**Job:** Copy out the listing below line for line, keeping every character unchanged.
— start Raw records —
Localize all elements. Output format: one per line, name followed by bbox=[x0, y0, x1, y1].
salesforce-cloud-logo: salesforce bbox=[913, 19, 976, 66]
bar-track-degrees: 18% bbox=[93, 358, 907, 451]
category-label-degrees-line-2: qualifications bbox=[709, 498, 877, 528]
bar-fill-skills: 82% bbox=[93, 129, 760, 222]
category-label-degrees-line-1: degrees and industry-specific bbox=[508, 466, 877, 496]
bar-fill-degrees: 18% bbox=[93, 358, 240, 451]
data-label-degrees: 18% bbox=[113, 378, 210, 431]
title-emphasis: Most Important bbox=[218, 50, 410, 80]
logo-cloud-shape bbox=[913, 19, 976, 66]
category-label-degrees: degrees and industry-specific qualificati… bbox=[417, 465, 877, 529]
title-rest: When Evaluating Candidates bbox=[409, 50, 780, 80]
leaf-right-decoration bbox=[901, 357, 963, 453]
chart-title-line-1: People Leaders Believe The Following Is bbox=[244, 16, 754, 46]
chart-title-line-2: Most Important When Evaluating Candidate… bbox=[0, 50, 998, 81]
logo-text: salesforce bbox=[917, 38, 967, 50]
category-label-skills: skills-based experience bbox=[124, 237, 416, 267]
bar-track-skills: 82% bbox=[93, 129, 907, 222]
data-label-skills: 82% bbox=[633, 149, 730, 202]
— end Raw records —
**Worked solution:**
Localize all elements. Output format: one per line, name followed by bbox=[x0, y0, x1, y1].
salesforce-cloud-logo: salesforce bbox=[913, 19, 976, 66]
bar-track-degrees: 18% bbox=[93, 358, 907, 451]
category-label-degrees-line-2: qualifications bbox=[709, 498, 877, 528]
bar-fill-skills: 82% bbox=[93, 129, 760, 222]
category-label-degrees-line-1: degrees and industry-specific bbox=[508, 466, 877, 496]
bar-fill-degrees: 18% bbox=[93, 358, 240, 451]
data-label-degrees: 18% bbox=[113, 378, 210, 431]
title-emphasis: Most Important bbox=[218, 50, 410, 80]
logo-cloud-shape bbox=[913, 19, 976, 66]
category-label-degrees: degrees and industry-specific qualificati… bbox=[417, 465, 877, 529]
title-rest: When Evaluating Candidates bbox=[409, 50, 780, 80]
leaf-right-decoration bbox=[901, 357, 963, 453]
chart-title-line-1: People Leaders Believe The Following Is bbox=[244, 16, 754, 46]
chart-title-line-2: Most Important When Evaluating Candidate… bbox=[0, 50, 998, 81]
logo-text: salesforce bbox=[917, 38, 967, 50]
category-label-skills: skills-based experience bbox=[124, 237, 416, 267]
bar-track-skills: 82% bbox=[93, 129, 907, 222]
data-label-skills: 82% bbox=[633, 149, 730, 202]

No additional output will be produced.